→ **Problem to solve**
Write out every entry exactly as it stands.

+++

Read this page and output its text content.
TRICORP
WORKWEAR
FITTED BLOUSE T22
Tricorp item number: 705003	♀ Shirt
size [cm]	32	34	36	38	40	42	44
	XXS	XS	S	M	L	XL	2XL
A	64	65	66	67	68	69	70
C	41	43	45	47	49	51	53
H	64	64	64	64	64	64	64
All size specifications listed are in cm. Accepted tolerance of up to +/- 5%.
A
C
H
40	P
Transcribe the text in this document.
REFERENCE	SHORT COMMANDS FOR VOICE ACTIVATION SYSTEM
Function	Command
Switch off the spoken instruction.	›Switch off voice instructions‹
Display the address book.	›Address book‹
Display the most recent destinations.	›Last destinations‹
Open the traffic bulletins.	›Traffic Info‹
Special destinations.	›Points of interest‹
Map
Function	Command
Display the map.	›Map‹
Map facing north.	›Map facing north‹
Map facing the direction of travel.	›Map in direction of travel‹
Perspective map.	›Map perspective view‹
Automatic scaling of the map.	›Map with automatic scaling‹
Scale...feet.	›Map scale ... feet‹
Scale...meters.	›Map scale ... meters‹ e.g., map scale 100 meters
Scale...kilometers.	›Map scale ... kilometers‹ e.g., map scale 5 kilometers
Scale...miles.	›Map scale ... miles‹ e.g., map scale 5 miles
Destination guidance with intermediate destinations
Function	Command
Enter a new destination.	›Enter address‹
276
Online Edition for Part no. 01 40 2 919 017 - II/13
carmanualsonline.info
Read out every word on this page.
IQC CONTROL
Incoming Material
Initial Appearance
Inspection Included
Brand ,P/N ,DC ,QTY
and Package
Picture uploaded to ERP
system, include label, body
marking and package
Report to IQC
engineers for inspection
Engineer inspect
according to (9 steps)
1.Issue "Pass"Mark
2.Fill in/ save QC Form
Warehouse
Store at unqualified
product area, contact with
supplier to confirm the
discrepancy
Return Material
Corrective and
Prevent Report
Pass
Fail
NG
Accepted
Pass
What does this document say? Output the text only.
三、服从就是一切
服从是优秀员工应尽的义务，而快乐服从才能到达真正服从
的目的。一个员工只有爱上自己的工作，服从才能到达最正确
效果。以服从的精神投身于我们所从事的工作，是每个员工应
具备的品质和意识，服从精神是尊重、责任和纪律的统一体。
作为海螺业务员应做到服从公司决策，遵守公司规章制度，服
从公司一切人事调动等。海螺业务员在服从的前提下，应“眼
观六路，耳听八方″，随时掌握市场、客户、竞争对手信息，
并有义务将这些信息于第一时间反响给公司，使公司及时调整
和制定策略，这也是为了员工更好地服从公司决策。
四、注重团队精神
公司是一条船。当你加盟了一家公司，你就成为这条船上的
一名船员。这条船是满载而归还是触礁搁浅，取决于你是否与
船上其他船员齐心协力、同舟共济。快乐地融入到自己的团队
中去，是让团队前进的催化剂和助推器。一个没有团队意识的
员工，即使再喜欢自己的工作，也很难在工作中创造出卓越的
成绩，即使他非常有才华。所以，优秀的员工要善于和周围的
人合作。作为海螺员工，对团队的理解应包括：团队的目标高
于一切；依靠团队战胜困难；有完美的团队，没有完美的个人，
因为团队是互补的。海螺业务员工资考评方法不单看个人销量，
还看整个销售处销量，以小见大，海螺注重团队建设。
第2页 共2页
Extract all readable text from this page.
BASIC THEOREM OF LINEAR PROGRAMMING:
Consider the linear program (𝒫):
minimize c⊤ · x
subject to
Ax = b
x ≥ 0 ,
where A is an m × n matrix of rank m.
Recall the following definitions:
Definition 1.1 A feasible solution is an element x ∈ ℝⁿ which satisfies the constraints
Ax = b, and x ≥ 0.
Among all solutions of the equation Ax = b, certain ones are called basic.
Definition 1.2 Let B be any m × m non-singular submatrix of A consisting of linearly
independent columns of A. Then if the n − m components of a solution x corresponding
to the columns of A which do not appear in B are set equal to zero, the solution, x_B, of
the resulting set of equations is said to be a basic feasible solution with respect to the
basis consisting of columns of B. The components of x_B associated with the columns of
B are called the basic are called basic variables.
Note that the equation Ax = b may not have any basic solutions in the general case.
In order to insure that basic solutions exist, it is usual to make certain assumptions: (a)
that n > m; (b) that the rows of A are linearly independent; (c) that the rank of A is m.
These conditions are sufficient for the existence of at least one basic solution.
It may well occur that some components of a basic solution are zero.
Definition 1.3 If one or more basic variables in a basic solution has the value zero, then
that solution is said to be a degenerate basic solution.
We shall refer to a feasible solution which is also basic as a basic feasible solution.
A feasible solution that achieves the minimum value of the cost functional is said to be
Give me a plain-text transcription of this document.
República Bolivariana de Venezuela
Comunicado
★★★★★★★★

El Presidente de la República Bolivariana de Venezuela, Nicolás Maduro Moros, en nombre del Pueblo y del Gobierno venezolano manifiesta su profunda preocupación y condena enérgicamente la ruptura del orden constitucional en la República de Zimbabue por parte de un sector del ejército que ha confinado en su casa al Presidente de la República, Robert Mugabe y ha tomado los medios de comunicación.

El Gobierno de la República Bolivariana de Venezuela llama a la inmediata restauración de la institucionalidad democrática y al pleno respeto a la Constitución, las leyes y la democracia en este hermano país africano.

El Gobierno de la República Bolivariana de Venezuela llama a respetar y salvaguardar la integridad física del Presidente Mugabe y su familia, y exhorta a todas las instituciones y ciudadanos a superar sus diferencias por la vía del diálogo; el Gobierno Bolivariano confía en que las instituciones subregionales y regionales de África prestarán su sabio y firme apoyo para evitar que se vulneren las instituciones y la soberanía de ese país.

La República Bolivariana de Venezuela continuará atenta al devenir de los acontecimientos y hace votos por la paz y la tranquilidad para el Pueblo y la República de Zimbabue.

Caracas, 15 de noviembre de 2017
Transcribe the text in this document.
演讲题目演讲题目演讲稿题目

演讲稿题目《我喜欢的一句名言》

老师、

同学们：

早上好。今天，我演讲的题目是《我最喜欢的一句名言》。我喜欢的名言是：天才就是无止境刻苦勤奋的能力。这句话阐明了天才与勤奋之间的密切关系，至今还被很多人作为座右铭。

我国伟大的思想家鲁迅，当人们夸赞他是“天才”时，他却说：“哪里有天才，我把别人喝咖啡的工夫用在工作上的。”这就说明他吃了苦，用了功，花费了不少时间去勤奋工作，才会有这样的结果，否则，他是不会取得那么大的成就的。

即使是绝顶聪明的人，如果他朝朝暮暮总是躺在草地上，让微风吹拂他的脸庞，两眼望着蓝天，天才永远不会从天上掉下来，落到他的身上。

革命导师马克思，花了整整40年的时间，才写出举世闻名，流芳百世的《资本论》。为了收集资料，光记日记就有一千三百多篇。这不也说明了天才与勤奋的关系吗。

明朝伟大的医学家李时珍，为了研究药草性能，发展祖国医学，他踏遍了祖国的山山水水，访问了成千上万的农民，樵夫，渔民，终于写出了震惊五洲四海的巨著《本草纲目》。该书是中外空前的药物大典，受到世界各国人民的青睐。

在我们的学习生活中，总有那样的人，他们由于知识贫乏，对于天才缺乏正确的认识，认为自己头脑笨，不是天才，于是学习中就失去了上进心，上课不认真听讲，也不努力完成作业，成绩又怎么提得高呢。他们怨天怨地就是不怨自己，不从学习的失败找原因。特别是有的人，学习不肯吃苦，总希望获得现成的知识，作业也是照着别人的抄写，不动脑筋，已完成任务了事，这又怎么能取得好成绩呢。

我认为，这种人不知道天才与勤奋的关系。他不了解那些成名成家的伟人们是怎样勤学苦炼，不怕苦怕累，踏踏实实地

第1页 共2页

+++

→ **The response**
Read this page and output its text content.
TRICORP
WORKWEAR
FITTED BLOUSE T22
Tricorp item number: 705003	♀ Shirt
size [cm]	32	34	36	38	40	42	44
	XXS	XS	S	M	L	XL	2XL
A	64	65	66	67	68	69	70
C	41	43	45	47	49	51	53
H	64	64	64	64	64	64	64
All size specifications listed are in cm. Accepted tolerance of up to +/- 5%.
A
C
H
40	P
Transcribe the text in this document.
REFERENCE	SHORT COMMANDS FOR VOICE ACTIVATION SYSTEM
Function	Command
Switch off the spoken instruction.	›Switch off voice instructions‹
Display the address book.	›Address book‹
Display the most recent destinations.	›Last destinations‹
Open the traffic bulletins.	›Traffic Info‹
Special destinations.	›Points of interest‹
Map
Function	Command
Display the map.	›Map‹
Map facing north.	›Map facing north‹
Map facing the direction of travel.	›Map in direction of travel‹
Perspective map.	›Map perspective view‹
Automatic scaling of the map.	›Map with automatic scaling‹
Scale...feet.	›Map scale ... feet‹
Scale...meters.	›Map scale ... meters‹ e.g., map scale 100 meters
Scale...kilometers.	›Map scale ... kilometers‹ e.g., map scale 5 kilometers
Scale...miles.	›Map scale ... miles‹ e.g., map scale 5 miles
Destination guidance with intermediate destinations
Function	Command
Enter a new destination.	›Enter address‹
276
Online Edition for Part no. 01 40 2 919 017 - II/13
carmanualsonline.info
Read out every word on this page.
IQC CONTROL
Incoming Material
Initial Appearance
Inspection Included
Brand ,P/N ,DC ,QTY
and Package
Picture uploaded to ERP
system, include label, body
marking and package
Report to IQC
engineers for inspection
Engineer inspect
according to (9 steps)
1.Issue "Pass"Mark
2.Fill in/ save QC Form
Warehouse
Store at unqualified
product area, contact with
supplier to confirm the
discrepancy
Return Material
Corrective and
Prevent Report
Pass
Fail
NG
Accepted
Pass
What does this document say? Output the text only.
三、服从就是一切
服从是优秀员工应尽的义务，而快乐服从才能到达真正服从
的目的。一个员工只有爱上自己的工作，服从才能到达最正确
效果。以服从的精神投身于我们所从事的工作，是每个员工应
具备的品质和意识，服从精神是尊重、责任和纪律的统一体。
作为海螺业务员应做到服从公司决策，遵守公司规章制度，服
从公司一切人事调动等。海螺业务员在服从的前提下，应“眼
观六路，耳听八方″，随时掌握市场、客户、竞争对手信息，
并有义务将这些信息于第一时间反响给公司，使公司及时调整
和制定策略，这也是为了员工更好地服从公司决策。
四、注重团队精神
公司是一条船。当你加盟了一家公司，你就成为这条船上的
一名船员。这条船是满载而归还是触礁搁浅，取决于你是否与
船上其他船员齐心协力、同舟共济。快乐地融入到自己的团队
中去，是让团队前进的催化剂和助推器。一个没有团队意识的
员工，即使再喜欢自己的工作，也很难在工作中创造出卓越的
成绩，即使他非常有才华。所以，优秀的员工要善于和周围的
人合作。作为海螺员工，对团队的理解应包括：团队的目标高
于一切；依靠团队战胜困难；有完美的团队，没有完美的个人，
因为团队是互补的。海螺业务员工资考评方法不单看个人销量，
还看整个销售处销量，以小见大，海螺注重团队建设。
第2页 共2页
Extract all readable text from this page.
BASIC THEOREM OF LINEAR PROGRAMMING:
Consider the linear program (𝒫):
minimize c⊤ · x
subject to
Ax = b
x ≥ 0 ,
where A is an m × n matrix of rank m.
Recall the following definitions:
Definition 1.1 A feasible solution is an element x ∈ ℝⁿ which satisfies the constraints
Ax = b, and x ≥ 0.
Among all solutions of the equation Ax = b, certain ones are called basic.
Definition 1.2 Let B be any m × m non-singular submatrix of A consisting of linearly
independent columns of A. Then if the n − m components of a solution x corresponding
to the columns of A which do not appear in B are set equal to zero, the solution, x_B, of
the resulting set of equations is said to be a basic feasible solution with respect to the
basis consisting of columns of B. The components of x_B associated with the columns of
B are called the basic are called basic variables.
Note that the equation Ax = b may not have any basic solutions in the general case.
In order to insure that basic solutions exist, it is usual to make certain assumptions: (a)
that n > m; (b) that the rows of A are linearly independent; (c) that the rank of A is m.
These conditions are sufficient for the existence of at least one basic solution.
It may well occur that some components of a basic solution are zero.
Definition 1.3 If one or more basic variables in a basic solution has the value zero, then
that solution is said to be a degenerate basic solution.
We shall refer to a feasible solution which is also basic as a basic feasible solution.
A feasible solution that achieves the minimum value of the cost functional is said to be
Give me a plain-text transcription of this document.
República Bolivariana de Venezuela
Comunicado
★★★★★★★★

El Presidente de la República Bolivariana de Venezuela, Nicolás Maduro Moros, en nombre del Pueblo y del Gobierno venezolano manifiesta su profunda preocupación y condena enérgicamente la ruptura del orden constitucional en la República de Zimbabue por parte de un sector del ejército que ha confinado en su casa al Presidente de la República, Robert Mugabe y ha tomado los medios de comunicación.

El Gobierno de la República Bolivariana de Venezuela llama a la inmediata restauración de la institucionalidad democrática y al pleno respeto a la Constitución, las leyes y la democracia en este hermano país africano.

El Gobierno de la República Bolivariana de Venezuela llama a respetar y salvaguardar la integridad física del Presidente Mugabe y su familia, y exhorta a todas las instituciones y ciudadanos a superar sus diferencias por la vía del diálogo; el Gobierno Bolivariano confía en que las instituciones subregionales y regionales de África prestarán su sabio y firme apoyo para evitar que se vulneren las instituciones y la soberanía de ese país.

La República Bolivariana de Venezuela continuará atenta al devenir de los acontecimientos y hace votos por la paz y la tranquilidad para el Pueblo y la República de Zimbabue.

Caracas, 15 de noviembre de 2017
Transcribe the text in this document.
演讲题目演讲题目演讲稿题目

演讲稿题目《我喜欢的一句名言》

老师、

同学们：

早上好。今天，我演讲的题目是《我最喜欢的一句名言》。我喜欢的名言是：天才就是无止境刻苦勤奋的能力。这句话阐明了天才与勤奋之间的密切关系，至今还被很多人作为座右铭。

我国伟大的思想家鲁迅，当人们夸赞他是“天才”时，他却说：“哪里有天才，我把别人喝咖啡的工夫用在工作上的。”这就说明他吃了苦，用了功，花费了不少时间去勤奋工作，才会有这样的结果，否则，他是不会取得那么大的成就的。

即使是绝顶聪明的人，如果他朝朝暮暮总是躺在草地上，让微风吹拂他的脸庞，两眼望着蓝天，天才永远不会从天上掉下来，落到他的身上。

革命导师马克思，花了整整40年的时间，才写出举世闻名，流芳百世的《资本论》。为了收集资料，光记日记就有一千三百多篇。这不也说明了天才与勤奋的关系吗。

明朝伟大的医学家李时珍，为了研究药草性能，发展祖国医学，他踏遍了祖国的山山水水，访问了成千上万的农民，樵夫，渔民，终于写出了震惊五洲四海的巨著《本草纲目》。该书是中外空前的药物大典，受到世界各国人民的青睐。

在我们的学习生活中，总有那样的人，他们由于知识贫乏，对于天才缺乏正确的认识，认为自己头脑笨，不是天才，于是学习中就失去了上进心，上课不认真听讲，也不努力完成作业，成绩又怎么提得高呢。他们怨天怨地就是不怨自己，不从学习的失败找原因。特别是有的人，学习不肯吃苦，总希望获得现成的知识，作业也是照着别人的抄写，不动脑筋，已完成任务了事，这又怎么能取得好成绩呢。

我认为，这种人不知道天才与勤奋的关系。他不了解那些成名成家的伟人们是怎样勤学苦炼，不怕苦怕累，踏踏实实地

第1页 共2页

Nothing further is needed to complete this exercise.